[A run of records]
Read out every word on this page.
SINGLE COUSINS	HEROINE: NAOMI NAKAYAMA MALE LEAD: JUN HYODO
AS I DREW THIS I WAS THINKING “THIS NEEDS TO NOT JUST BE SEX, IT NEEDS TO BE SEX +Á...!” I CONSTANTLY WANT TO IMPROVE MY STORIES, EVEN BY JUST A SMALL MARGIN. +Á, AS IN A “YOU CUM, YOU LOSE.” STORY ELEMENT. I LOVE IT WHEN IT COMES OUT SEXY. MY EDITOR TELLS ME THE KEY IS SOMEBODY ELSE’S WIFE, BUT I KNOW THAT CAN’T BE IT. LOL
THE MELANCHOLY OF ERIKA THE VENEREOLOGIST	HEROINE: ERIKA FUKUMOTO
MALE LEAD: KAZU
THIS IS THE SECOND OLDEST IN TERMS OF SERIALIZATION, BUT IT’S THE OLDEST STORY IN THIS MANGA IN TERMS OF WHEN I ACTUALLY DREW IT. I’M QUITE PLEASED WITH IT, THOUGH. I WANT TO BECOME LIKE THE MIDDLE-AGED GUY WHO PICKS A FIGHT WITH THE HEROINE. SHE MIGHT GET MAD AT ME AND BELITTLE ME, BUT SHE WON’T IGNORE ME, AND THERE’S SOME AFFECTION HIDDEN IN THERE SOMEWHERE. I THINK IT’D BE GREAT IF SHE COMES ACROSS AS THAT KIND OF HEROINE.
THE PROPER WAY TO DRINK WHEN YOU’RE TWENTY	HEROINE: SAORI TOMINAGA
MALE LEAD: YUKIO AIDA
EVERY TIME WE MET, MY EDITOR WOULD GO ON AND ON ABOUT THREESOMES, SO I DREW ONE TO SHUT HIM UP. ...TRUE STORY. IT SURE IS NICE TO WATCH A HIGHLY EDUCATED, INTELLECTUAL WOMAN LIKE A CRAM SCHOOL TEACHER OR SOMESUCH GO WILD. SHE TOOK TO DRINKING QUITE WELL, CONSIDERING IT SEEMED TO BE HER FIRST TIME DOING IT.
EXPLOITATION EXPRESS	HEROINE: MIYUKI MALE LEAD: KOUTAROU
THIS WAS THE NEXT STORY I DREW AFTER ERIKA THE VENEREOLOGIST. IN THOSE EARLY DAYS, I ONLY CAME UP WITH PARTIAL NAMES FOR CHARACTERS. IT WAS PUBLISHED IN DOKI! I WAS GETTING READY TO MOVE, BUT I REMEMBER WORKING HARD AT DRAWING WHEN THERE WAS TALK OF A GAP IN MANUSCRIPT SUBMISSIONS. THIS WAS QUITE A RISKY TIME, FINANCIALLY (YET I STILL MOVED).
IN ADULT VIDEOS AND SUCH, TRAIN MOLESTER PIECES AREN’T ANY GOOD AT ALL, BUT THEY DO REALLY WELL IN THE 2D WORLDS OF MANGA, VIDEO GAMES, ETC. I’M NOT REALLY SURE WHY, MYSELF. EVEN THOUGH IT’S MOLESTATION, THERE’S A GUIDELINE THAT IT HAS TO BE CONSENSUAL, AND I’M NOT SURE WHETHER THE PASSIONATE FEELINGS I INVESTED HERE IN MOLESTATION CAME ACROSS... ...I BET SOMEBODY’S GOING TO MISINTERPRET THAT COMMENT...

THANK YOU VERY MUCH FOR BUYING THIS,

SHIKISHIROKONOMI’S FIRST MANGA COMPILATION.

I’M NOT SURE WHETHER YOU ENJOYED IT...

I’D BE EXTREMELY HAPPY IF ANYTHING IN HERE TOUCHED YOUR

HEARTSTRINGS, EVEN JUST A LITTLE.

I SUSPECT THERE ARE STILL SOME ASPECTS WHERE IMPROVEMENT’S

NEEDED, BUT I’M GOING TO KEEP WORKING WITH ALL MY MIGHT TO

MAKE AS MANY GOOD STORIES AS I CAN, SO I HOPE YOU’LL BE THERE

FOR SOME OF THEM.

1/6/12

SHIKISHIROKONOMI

GIVEN TASK — Count every line of the records that holds the string "MIGHT". Write only the total.

ANSWER TO THIS EXERCISE — 2